- Goal
Search the material below for the string "lower" and list each line that holds it.

═════ Input records

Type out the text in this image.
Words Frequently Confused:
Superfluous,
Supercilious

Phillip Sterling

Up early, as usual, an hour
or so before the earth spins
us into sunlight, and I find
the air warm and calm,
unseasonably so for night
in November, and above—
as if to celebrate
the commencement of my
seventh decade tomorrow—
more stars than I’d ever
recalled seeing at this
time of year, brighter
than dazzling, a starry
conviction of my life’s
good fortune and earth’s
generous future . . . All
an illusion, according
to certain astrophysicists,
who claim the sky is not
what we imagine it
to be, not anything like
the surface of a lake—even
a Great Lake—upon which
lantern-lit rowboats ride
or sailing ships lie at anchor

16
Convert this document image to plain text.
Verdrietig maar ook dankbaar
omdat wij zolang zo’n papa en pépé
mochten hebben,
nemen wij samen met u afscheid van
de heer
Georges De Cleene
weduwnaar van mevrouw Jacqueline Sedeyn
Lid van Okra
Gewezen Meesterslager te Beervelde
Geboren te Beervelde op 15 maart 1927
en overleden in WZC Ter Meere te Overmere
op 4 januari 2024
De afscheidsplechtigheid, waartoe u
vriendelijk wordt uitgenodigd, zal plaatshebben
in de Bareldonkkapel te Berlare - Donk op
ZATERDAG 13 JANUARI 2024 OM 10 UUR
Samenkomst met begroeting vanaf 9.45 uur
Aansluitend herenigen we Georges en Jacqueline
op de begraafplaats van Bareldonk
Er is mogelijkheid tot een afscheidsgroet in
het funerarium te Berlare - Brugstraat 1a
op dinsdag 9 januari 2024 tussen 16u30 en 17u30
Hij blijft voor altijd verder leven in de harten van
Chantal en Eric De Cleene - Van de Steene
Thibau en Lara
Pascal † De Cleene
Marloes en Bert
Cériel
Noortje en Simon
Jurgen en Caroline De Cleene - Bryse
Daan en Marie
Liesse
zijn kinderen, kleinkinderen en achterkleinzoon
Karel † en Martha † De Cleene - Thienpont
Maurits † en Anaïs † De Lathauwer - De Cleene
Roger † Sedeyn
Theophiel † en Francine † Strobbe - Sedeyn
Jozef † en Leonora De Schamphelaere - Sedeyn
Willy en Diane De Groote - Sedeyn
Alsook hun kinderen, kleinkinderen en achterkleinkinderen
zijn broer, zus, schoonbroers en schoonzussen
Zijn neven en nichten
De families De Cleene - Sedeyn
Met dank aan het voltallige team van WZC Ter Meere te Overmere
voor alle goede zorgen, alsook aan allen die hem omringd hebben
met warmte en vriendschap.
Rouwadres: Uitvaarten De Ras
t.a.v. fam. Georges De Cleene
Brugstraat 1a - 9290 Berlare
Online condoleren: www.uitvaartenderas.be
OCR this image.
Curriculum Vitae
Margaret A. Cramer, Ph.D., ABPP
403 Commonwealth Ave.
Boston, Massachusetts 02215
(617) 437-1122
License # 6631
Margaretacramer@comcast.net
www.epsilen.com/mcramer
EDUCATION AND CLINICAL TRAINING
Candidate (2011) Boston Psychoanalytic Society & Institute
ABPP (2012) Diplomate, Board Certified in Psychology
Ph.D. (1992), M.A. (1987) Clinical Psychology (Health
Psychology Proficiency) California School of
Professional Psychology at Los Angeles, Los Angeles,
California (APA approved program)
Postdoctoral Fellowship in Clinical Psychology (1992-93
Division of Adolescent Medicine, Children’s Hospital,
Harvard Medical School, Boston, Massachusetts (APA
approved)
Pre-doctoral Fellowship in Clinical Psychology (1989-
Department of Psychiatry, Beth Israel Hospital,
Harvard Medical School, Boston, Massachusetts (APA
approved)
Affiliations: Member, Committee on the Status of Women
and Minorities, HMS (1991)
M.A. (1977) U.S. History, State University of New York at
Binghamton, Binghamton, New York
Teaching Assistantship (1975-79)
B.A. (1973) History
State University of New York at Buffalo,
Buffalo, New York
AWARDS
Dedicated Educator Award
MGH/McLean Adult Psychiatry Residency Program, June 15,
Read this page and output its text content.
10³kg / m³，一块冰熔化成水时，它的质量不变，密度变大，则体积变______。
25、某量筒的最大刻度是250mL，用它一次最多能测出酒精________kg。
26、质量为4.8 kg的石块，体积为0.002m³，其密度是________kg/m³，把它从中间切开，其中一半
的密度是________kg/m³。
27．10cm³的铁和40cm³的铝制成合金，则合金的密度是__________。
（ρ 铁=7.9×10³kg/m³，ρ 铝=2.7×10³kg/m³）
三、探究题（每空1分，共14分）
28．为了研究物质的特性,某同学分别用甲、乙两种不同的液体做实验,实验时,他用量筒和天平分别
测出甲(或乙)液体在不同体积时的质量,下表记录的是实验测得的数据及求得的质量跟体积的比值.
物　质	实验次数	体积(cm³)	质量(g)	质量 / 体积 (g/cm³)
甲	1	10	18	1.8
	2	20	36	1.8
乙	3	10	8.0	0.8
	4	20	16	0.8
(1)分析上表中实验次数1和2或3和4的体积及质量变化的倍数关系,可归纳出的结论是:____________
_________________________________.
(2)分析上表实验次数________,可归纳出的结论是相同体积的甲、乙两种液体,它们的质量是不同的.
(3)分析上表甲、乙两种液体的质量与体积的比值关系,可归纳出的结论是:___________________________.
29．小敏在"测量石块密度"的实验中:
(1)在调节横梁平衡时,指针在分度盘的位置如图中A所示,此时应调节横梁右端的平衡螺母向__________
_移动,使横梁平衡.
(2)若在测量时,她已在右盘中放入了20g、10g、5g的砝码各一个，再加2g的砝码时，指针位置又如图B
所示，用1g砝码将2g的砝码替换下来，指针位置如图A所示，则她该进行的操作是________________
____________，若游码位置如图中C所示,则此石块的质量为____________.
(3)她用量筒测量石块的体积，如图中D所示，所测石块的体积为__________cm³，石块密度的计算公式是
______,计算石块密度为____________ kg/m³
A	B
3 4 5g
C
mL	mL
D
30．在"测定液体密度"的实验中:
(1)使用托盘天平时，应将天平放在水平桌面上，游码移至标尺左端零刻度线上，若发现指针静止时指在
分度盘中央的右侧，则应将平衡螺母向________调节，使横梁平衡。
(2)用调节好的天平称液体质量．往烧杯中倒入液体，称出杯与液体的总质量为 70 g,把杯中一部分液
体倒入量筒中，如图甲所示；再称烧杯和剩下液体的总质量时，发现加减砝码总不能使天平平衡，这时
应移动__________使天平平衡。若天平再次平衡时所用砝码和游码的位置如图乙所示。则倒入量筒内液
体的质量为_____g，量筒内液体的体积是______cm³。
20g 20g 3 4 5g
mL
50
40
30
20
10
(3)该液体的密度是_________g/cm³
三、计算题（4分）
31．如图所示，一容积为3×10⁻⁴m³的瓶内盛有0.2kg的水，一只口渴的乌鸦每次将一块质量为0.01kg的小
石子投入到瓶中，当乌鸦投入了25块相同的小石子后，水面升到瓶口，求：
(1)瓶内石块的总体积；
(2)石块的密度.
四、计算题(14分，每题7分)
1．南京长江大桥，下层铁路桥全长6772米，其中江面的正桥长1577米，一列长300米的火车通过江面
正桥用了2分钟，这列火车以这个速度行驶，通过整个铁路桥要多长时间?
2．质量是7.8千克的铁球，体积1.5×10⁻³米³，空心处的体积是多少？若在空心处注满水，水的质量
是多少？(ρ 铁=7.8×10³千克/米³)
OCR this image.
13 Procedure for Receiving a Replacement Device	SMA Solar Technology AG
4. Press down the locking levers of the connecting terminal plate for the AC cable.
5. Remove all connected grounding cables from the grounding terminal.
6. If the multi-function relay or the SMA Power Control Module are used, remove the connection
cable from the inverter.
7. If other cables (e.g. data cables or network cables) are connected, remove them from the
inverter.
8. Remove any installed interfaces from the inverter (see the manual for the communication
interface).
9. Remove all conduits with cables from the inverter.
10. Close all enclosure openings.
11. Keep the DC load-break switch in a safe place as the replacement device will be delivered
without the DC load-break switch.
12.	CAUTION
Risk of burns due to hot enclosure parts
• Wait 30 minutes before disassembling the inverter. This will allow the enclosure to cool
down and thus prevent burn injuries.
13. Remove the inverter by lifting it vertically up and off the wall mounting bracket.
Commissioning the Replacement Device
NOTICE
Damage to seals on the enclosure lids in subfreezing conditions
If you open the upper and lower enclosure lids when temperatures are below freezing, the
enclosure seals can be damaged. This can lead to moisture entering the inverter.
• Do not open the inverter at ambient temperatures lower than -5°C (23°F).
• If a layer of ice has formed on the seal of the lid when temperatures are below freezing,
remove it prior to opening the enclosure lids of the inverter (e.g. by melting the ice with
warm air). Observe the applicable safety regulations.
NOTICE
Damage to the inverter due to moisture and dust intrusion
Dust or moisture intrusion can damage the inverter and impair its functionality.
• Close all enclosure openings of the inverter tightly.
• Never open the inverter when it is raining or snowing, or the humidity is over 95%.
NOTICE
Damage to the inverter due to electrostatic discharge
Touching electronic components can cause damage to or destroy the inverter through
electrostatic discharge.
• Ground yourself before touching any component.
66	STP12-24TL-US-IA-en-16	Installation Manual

══════════

- The reply
If you open the upper and lower enclosure lids when temperatures are below freezing, the
• Do not open the inverter at ambient temperatures lower than -5°C (23°F).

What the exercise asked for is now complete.